TASK TO COMPLETE → Output only the lines from the line holding "Extract the structured" through the close of the records, exactly as they appear, with all pictures omitted.

DATA PROVIDED →
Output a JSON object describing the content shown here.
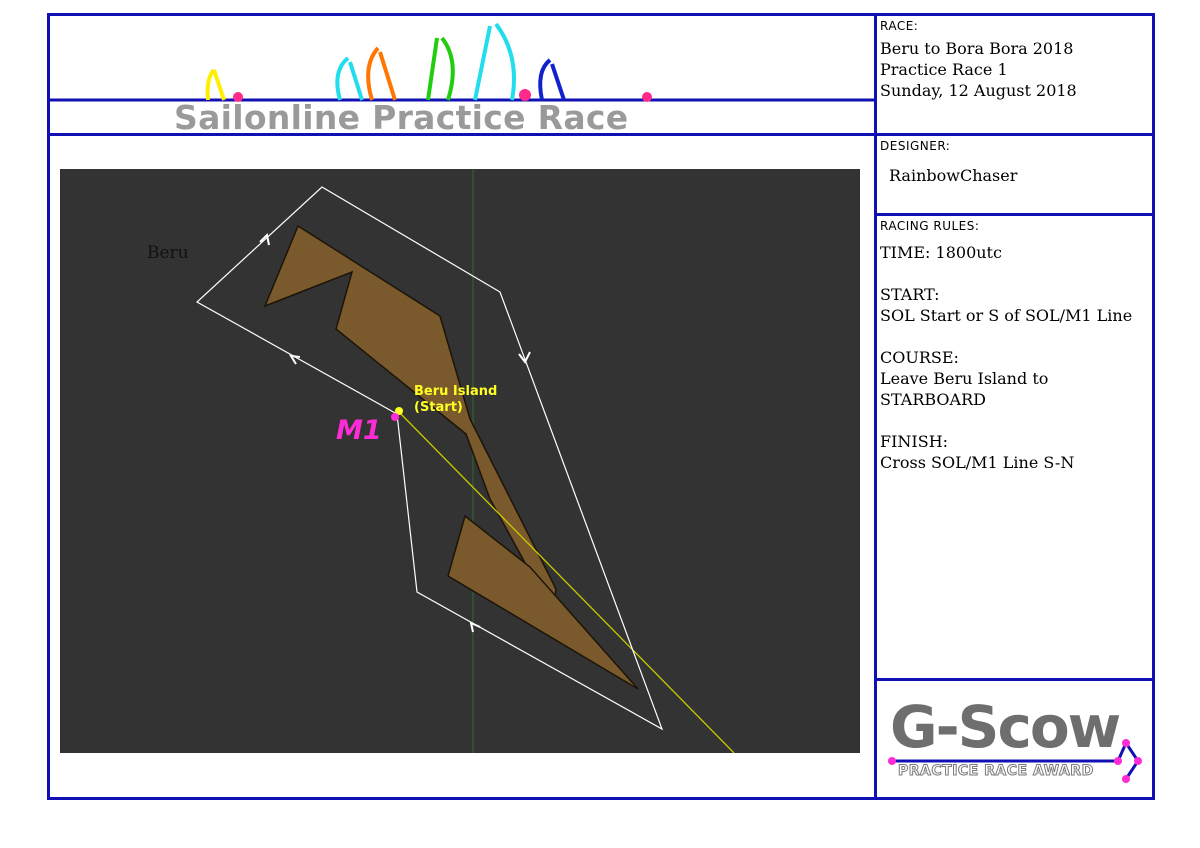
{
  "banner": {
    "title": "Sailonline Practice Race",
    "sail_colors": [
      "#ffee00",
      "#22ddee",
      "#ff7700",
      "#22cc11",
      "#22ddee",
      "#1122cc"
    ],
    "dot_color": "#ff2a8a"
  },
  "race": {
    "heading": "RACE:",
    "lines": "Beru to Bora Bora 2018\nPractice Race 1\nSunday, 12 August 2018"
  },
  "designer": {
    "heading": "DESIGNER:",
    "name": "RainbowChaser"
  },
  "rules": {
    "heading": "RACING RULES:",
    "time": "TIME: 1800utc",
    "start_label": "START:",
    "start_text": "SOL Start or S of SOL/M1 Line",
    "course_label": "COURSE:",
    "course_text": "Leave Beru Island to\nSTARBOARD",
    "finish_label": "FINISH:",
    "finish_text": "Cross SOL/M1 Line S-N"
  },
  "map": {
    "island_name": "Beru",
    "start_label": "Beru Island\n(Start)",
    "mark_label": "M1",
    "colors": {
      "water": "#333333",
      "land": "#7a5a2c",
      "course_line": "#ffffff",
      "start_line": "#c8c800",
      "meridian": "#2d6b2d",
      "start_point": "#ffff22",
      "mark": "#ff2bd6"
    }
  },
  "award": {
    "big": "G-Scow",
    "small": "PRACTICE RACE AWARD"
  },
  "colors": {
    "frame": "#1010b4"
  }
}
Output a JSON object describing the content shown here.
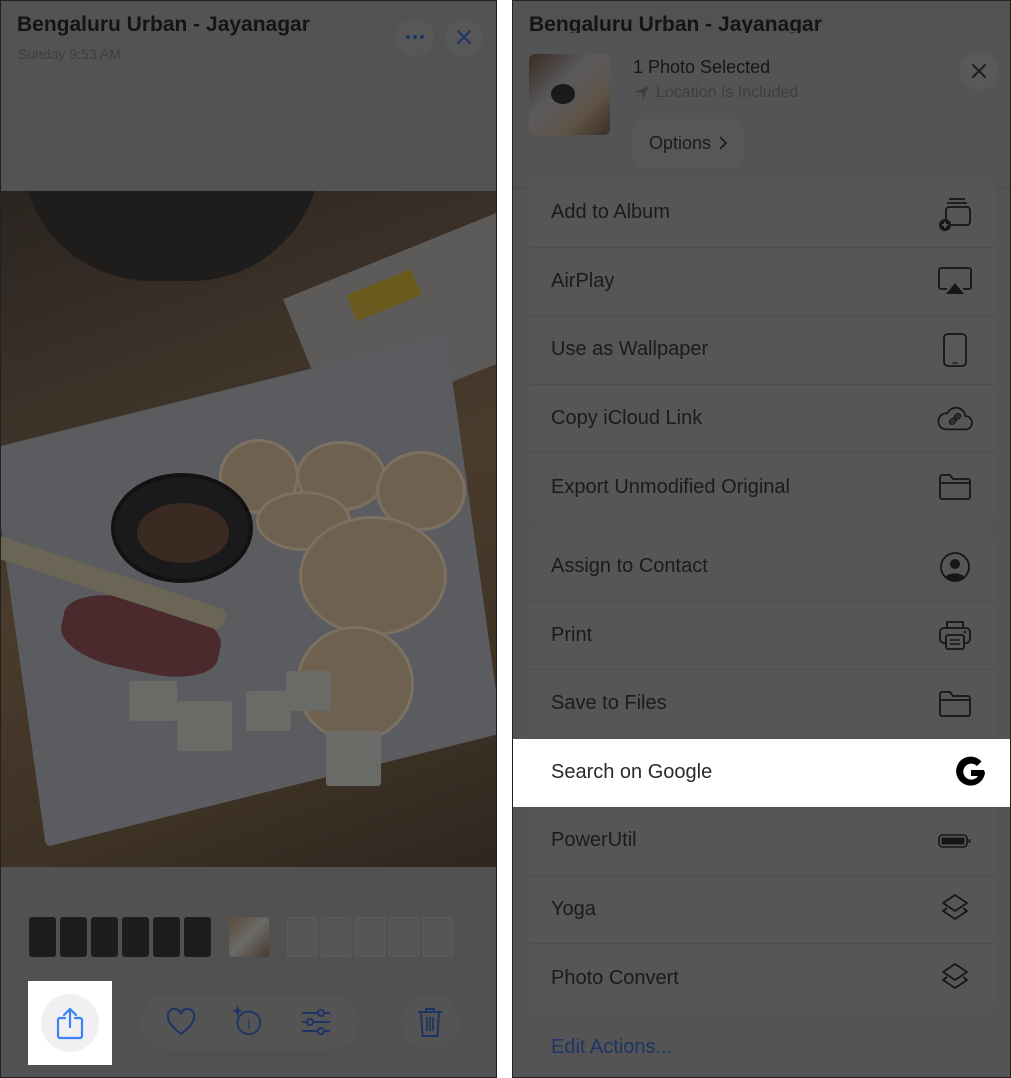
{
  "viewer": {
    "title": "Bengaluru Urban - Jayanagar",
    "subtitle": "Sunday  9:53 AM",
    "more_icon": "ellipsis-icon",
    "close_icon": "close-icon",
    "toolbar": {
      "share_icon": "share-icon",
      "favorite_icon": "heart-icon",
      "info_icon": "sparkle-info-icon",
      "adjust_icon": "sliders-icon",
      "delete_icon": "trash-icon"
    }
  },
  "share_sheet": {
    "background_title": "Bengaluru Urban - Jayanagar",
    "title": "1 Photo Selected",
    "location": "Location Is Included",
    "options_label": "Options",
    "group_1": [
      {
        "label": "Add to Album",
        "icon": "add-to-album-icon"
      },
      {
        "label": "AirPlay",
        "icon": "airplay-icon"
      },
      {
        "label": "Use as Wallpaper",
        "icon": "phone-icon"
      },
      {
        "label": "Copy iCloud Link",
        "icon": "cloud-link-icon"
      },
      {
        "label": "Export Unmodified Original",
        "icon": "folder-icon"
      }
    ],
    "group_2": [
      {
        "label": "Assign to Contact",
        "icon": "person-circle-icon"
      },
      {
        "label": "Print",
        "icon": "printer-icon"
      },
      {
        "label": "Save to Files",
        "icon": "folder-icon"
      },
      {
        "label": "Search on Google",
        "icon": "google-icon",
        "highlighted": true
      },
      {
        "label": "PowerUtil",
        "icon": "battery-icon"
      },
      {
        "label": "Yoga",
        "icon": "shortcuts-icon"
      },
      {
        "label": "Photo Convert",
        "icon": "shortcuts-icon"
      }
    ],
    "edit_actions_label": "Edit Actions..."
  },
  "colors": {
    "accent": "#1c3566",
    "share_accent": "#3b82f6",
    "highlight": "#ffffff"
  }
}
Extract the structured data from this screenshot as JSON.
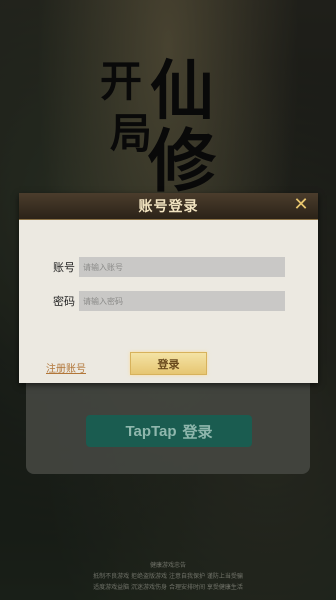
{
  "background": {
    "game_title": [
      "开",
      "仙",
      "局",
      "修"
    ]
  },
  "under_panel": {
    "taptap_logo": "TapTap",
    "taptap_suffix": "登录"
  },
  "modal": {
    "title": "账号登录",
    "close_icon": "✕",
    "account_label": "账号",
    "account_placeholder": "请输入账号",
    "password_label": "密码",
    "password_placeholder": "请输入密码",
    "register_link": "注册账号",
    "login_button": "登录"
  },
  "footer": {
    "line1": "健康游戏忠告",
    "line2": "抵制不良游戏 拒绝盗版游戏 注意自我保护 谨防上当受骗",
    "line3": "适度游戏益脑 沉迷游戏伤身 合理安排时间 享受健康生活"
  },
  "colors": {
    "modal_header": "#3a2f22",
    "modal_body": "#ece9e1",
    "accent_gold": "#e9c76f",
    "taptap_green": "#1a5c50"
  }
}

WRITTEN REPLY →
Extract the structured data from this screenshot as JSON.
{
  "background": {
    "game_title": [
      "开",
      "仙",
      "局",
      "修"
    ]
  },
  "under_panel": {
    "taptap_logo": "TapTap",
    "taptap_suffix": "登录"
  },
  "modal": {
    "title": "账号登录",
    "close_icon": "✕",
    "account_label": "账号",
    "account_placeholder": "请输入账号",
    "password_label": "密码",
    "password_placeholder": "请输入密码",
    "register_link": "注册账号",
    "login_button": "登录"
  },
  "footer": {
    "line1": "健康游戏忠告",
    "line2": "抵制不良游戏 拒绝盗版游戏 注意自我保护 谨防上当受骗",
    "line3": "适度游戏益脑 沉迷游戏伤身 合理安排时间 享受健康生活"
  },
  "colors": {
    "modal_header": "#3a2f22",
    "modal_body": "#ece9e1",
    "accent_gold": "#e9c76f",
    "taptap_green": "#1a5c50"
  }
}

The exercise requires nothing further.